[PROBLEM DESCRIPTION]: List each line holding the string "have".

[EXTRACTED DATA]:

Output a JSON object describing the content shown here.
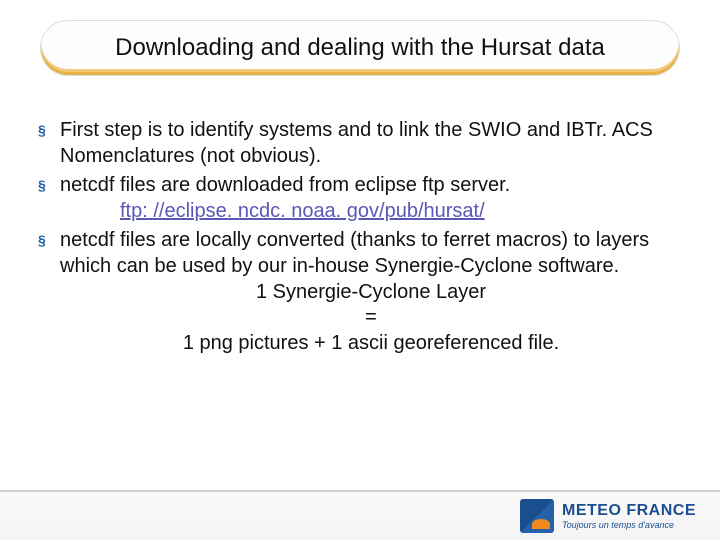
{
  "title": "Downloading and dealing with the Hursat data",
  "bullets": [
    {
      "text": "First step is to identify systems and to link the SWIO and IBTr. ACS Nomenclatures (not obvious)."
    },
    {
      "text": "netcdf files are downloaded from  eclipse ftp server.",
      "link": "ftp: //eclipse. ncdc. noaa. gov/pub/hursat/"
    },
    {
      "text": "netcdf files are locally converted (thanks to ferret macros) to layers which can be used by our in-house Synergie-Cyclone software.",
      "center_lines": [
        "1 Synergie-Cyclone Layer",
        "=",
        "1 png pictures + 1 ascii georeferenced file."
      ]
    }
  ],
  "bullet_marker": "§",
  "footer": {
    "brand": "METEO FRANCE",
    "tagline": "Toujours un temps d'avance"
  }
}
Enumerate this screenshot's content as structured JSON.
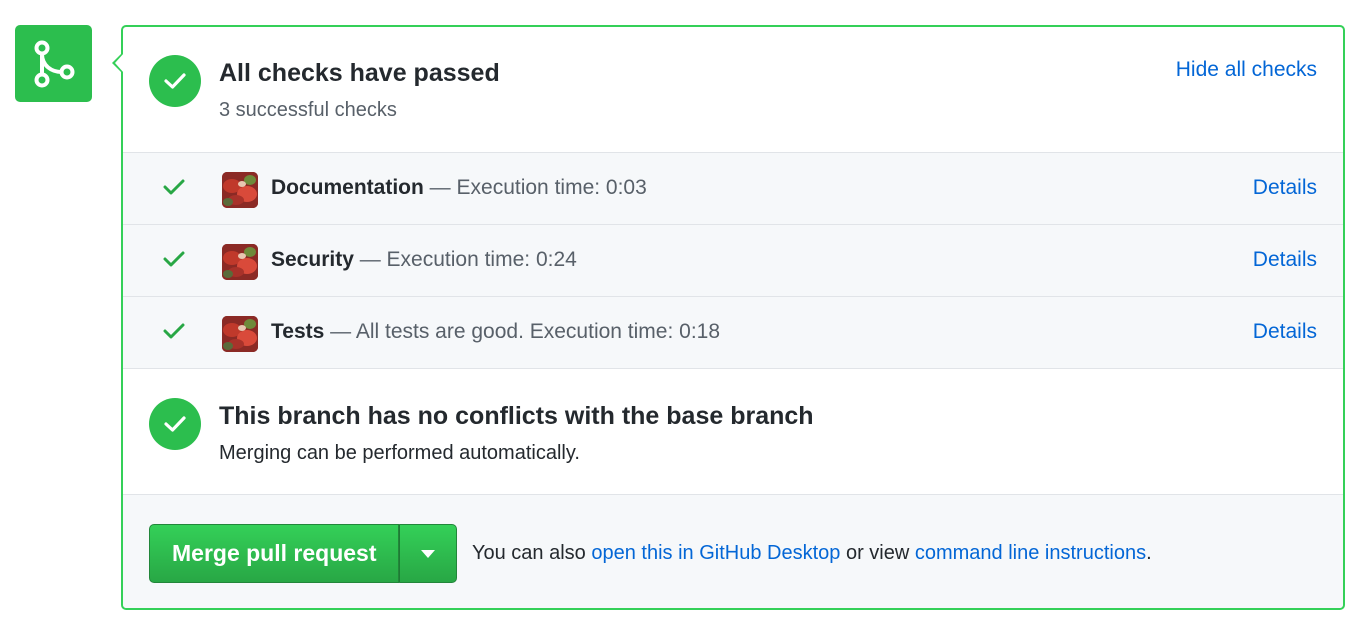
{
  "summary": {
    "title": "All checks have passed",
    "subtitle": "3 successful checks",
    "hide_link": "Hide all checks"
  },
  "checks": [
    {
      "name": "Documentation",
      "description": " — Execution time: 0:03",
      "details_label": "Details"
    },
    {
      "name": "Security",
      "description": " — Execution time: 0:24",
      "details_label": "Details"
    },
    {
      "name": "Tests",
      "description": " — All tests are good. Execution time: 0:18",
      "details_label": "Details"
    }
  ],
  "conflicts": {
    "title": "This branch has no conflicts with the base branch",
    "subtitle": "Merging can be performed automatically."
  },
  "merge": {
    "button_label": "Merge pull request",
    "note_prefix": "You can also ",
    "desktop_link": "open this in GitHub Desktop",
    "note_middle": " or view ",
    "cli_link": "command line instructions",
    "note_suffix": "."
  },
  "colors": {
    "success": "#2cbe4e",
    "border": "#34d058",
    "link": "#0366d6",
    "muted": "#586069"
  },
  "icons": {
    "badge": "git-merge-icon",
    "status": "check-icon",
    "dropdown": "triangle-down-icon"
  }
}
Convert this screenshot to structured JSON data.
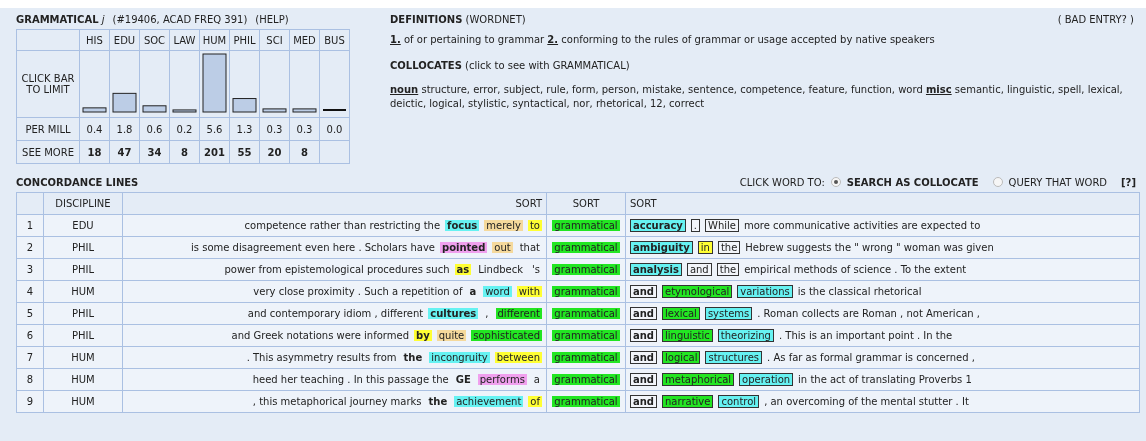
{
  "entry": {
    "word": "GRAMMATICAL",
    "pos": "j",
    "info": "(#19406, ACAD FREQ 391)",
    "help": "(HELP)"
  },
  "frequency": {
    "bar_label": "CLICK BAR TO LIMIT",
    "per_mill_label": "PER MILL",
    "see_more_label": "SEE MORE",
    "see_more": [
      "18",
      "47",
      "34",
      "8",
      "201",
      "55",
      "20",
      "8"
    ],
    "chart_data": {
      "type": "bar",
      "categories": [
        "HIS",
        "EDU",
        "SOC",
        "LAW",
        "HUM",
        "PHIL",
        "SCI",
        "MED",
        "BUS"
      ],
      "values": [
        0.4,
        1.8,
        0.6,
        0.2,
        5.6,
        1.3,
        0.3,
        0.3,
        0.0
      ],
      "value_labels": [
        "0.4",
        "1.8",
        "0.6",
        "0.2",
        "5.6",
        "1.3",
        "0.3",
        "0.3",
        "0.0"
      ]
    }
  },
  "definitions": {
    "title": "DEFINITIONS",
    "source": "(WORDNET)",
    "bad_entry": "( BAD ENTRY? )",
    "items": [
      {
        "num": "1.",
        "text": "of or pertaining to grammar"
      },
      {
        "num": "2.",
        "text": "conforming to the rules of grammar or usage accepted by native speakers"
      }
    ]
  },
  "collocates": {
    "title": "COLLOCATES",
    "hint": "(click to see with GRAMMATICAL)",
    "groups": [
      {
        "pos": "noun",
        "words": "structure, error, subject, rule, form, person, mistake, sentence, competence, feature, function, word"
      },
      {
        "pos": "misc",
        "words": "semantic, linguistic, spell, lexical, deictic, logical, stylistic, syntactical, nor, rhetorical, 12, correct"
      }
    ]
  },
  "concordance": {
    "title": "CONCORDANCE LINES",
    "click_label": "CLICK WORD TO:",
    "options": [
      {
        "label": "SEARCH AS COLLOCATE",
        "selected": true
      },
      {
        "label": "QUERY THAT WORD",
        "selected": false
      }
    ],
    "help": "[?]",
    "columns": [
      "DISCIPLINE",
      "SORT",
      "SORT",
      "SORT"
    ],
    "rows": [
      {
        "num": "1",
        "discipline": "EDU",
        "left_text": "competence rather than restricting the",
        "left_tokens": [
          {
            "text": "focus",
            "color": "#66f2f2",
            "bold": true
          },
          {
            "text": "merely",
            "color": "#f5d99c",
            "bold": false
          },
          {
            "text": "to",
            "color": "#ffff33",
            "bold": false
          }
        ],
        "node": {
          "text": "grammatical",
          "color": "#22e622"
        },
        "right_tokens": [
          {
            "text": "accuracy",
            "color": "#66f2f2",
            "bold": true
          },
          {
            "text": ".",
            "bold": false
          },
          {
            "text": "While",
            "bold": false
          }
        ],
        "right_text": "more communicative activities are expected to"
      },
      {
        "num": "2",
        "discipline": "PHIL",
        "left_text": "is some disagreement even here . Scholars have",
        "left_tokens": [
          {
            "text": "pointed",
            "color": "#f0a0ee",
            "bold": true
          },
          {
            "text": "out",
            "color": "#f5d99c",
            "bold": false
          },
          {
            "text": "that",
            "bold": false
          }
        ],
        "node": {
          "text": "grammatical",
          "color": "#22e622"
        },
        "right_tokens": [
          {
            "text": "ambiguity",
            "color": "#66f2f2",
            "bold": true
          },
          {
            "text": "in",
            "color": "#ffff33",
            "bold": false
          },
          {
            "text": "the",
            "bold": false
          }
        ],
        "right_text": "Hebrew suggests the \" wrong \" woman was given"
      },
      {
        "num": "3",
        "discipline": "PHIL",
        "left_text": "power from epistemological procedures such",
        "left_tokens": [
          {
            "text": "as",
            "color": "#ffff33",
            "bold": true
          },
          {
            "text": "Lindbeck",
            "bold": false
          },
          {
            "text": "'s",
            "bold": false
          }
        ],
        "node": {
          "text": "grammatical",
          "color": "#22e622"
        },
        "right_tokens": [
          {
            "text": "analysis",
            "color": "#66f2f2",
            "bold": true
          },
          {
            "text": "and",
            "bold": false
          },
          {
            "text": "the",
            "bold": false
          }
        ],
        "right_text": "empirical methods of science . To the extent"
      },
      {
        "num": "4",
        "discipline": "HUM",
        "left_text": "very close proximity . Such a repetition of",
        "left_tokens": [
          {
            "text": "a",
            "bold": true
          },
          {
            "text": "word",
            "color": "#66f2f2",
            "bold": false
          },
          {
            "text": "with",
            "color": "#ffff33",
            "bold": false
          }
        ],
        "node": {
          "text": "grammatical",
          "color": "#22e622"
        },
        "right_tokens": [
          {
            "text": "and",
            "bold": true
          },
          {
            "text": "etymological",
            "color": "#22e622",
            "bold": false
          },
          {
            "text": "variations",
            "color": "#66f2f2",
            "bold": false
          }
        ],
        "right_text": "is the classical rhetorical"
      },
      {
        "num": "5",
        "discipline": "PHIL",
        "left_text": "and contemporary idiom , different",
        "left_tokens": [
          {
            "text": "cultures",
            "color": "#66f2f2",
            "bold": true
          },
          {
            "text": ",",
            "bold": false
          },
          {
            "text": "different",
            "color": "#22e622",
            "bold": false
          }
        ],
        "node": {
          "text": "grammatical",
          "color": "#22e622"
        },
        "right_tokens": [
          {
            "text": "and",
            "bold": true
          },
          {
            "text": "lexical",
            "color": "#22e622",
            "bold": false
          },
          {
            "text": "systems",
            "color": "#66f2f2",
            "bold": false
          }
        ],
        "right_text": ". Roman collects are Roman , not American ,"
      },
      {
        "num": "6",
        "discipline": "PHIL",
        "left_text": "and Greek notations were informed",
        "left_tokens": [
          {
            "text": "by",
            "color": "#ffff33",
            "bold": true
          },
          {
            "text": "quite",
            "color": "#f5d99c",
            "bold": false
          },
          {
            "text": "sophisticated",
            "color": "#22e622",
            "bold": false
          }
        ],
        "node": {
          "text": "grammatical",
          "color": "#22e622"
        },
        "right_tokens": [
          {
            "text": "and",
            "bold": true
          },
          {
            "text": "linguistic",
            "color": "#22e622",
            "bold": false
          },
          {
            "text": "theorizing",
            "color": "#66f2f2",
            "bold": false
          }
        ],
        "right_text": ". This is an important point . In the"
      },
      {
        "num": "7",
        "discipline": "HUM",
        "left_text": ". This asymmetry results from",
        "left_tokens": [
          {
            "text": "the",
            "bold": true
          },
          {
            "text": "incongruity",
            "color": "#66f2f2",
            "bold": false
          },
          {
            "text": "between",
            "color": "#ffff33",
            "bold": false
          }
        ],
        "node": {
          "text": "grammatical",
          "color": "#22e622"
        },
        "right_tokens": [
          {
            "text": "and",
            "bold": true
          },
          {
            "text": "logical",
            "color": "#22e622",
            "bold": false
          },
          {
            "text": "structures",
            "color": "#66f2f2",
            "bold": false
          }
        ],
        "right_text": ". As far as formal grammar is concerned ,"
      },
      {
        "num": "8",
        "discipline": "HUM",
        "left_text": "heed her teaching . In this passage the",
        "left_tokens": [
          {
            "text": "GE",
            "bold": true
          },
          {
            "text": "performs",
            "color": "#f0a0ee",
            "bold": false
          },
          {
            "text": "a",
            "bold": false
          }
        ],
        "node": {
          "text": "grammatical",
          "color": "#22e622"
        },
        "right_tokens": [
          {
            "text": "and",
            "bold": true
          },
          {
            "text": "metaphorical",
            "color": "#22e622",
            "bold": false
          },
          {
            "text": "operation",
            "color": "#66f2f2",
            "bold": false
          }
        ],
        "right_text": "in the act of translating Proverbs 1"
      },
      {
        "num": "9",
        "discipline": "HUM",
        "left_text": ", this metaphorical journey marks",
        "left_tokens": [
          {
            "text": "the",
            "bold": true
          },
          {
            "text": "achievement",
            "color": "#66f2f2",
            "bold": false
          },
          {
            "text": "of",
            "color": "#ffff33",
            "bold": false
          }
        ],
        "node": {
          "text": "grammatical",
          "color": "#22e622"
        },
        "right_tokens": [
          {
            "text": "and",
            "bold": true
          },
          {
            "text": "narrative",
            "color": "#22e622",
            "bold": false
          },
          {
            "text": "control",
            "color": "#66f2f2",
            "bold": false
          }
        ],
        "right_text": ", an overcoming of the mental stutter . It"
      }
    ]
  }
}
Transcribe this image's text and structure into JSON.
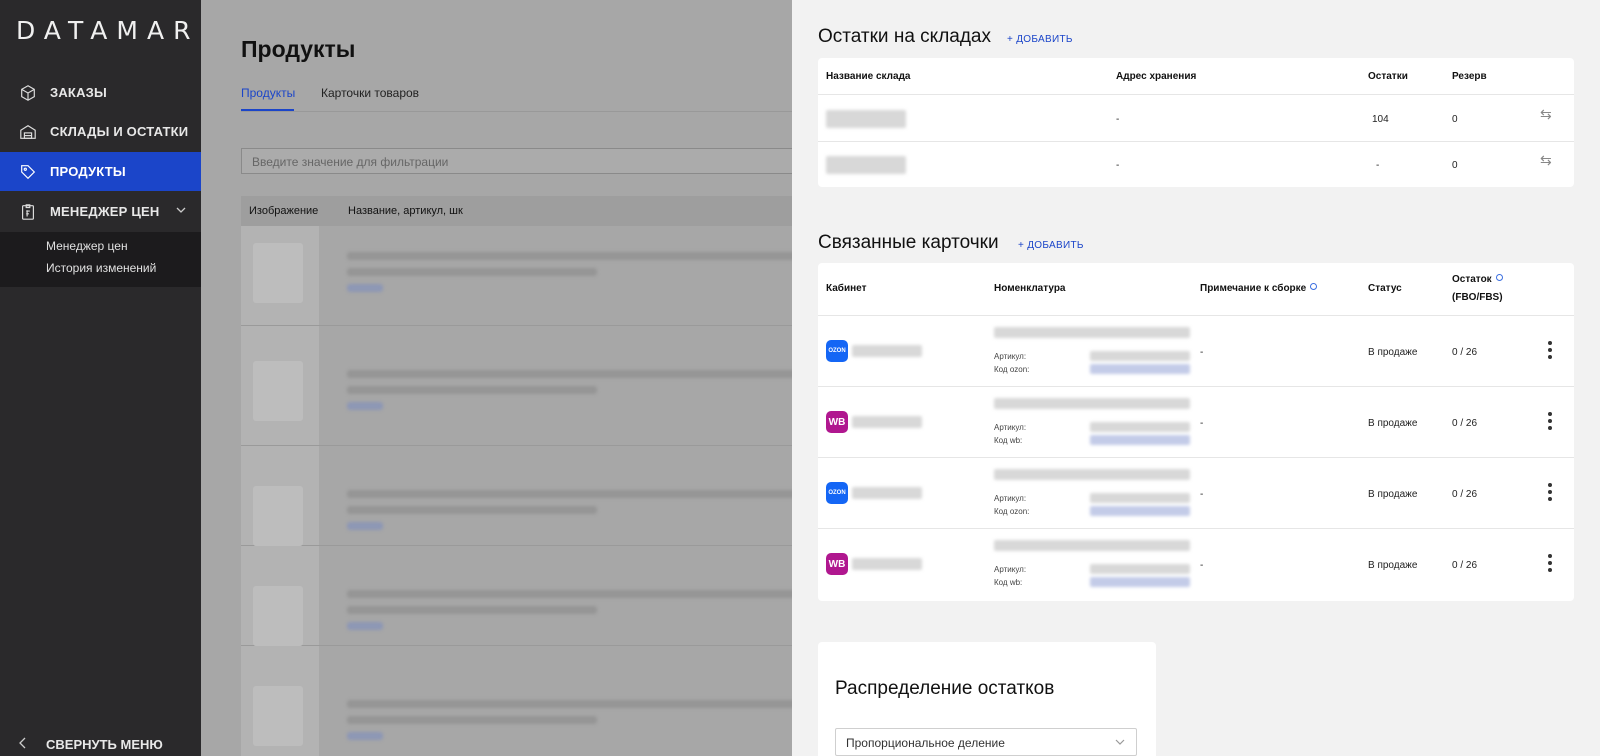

[THE SOLUTION]:
    "title": "All checks have passed",
        "left_text": "is some disagreement even here . Scholars have",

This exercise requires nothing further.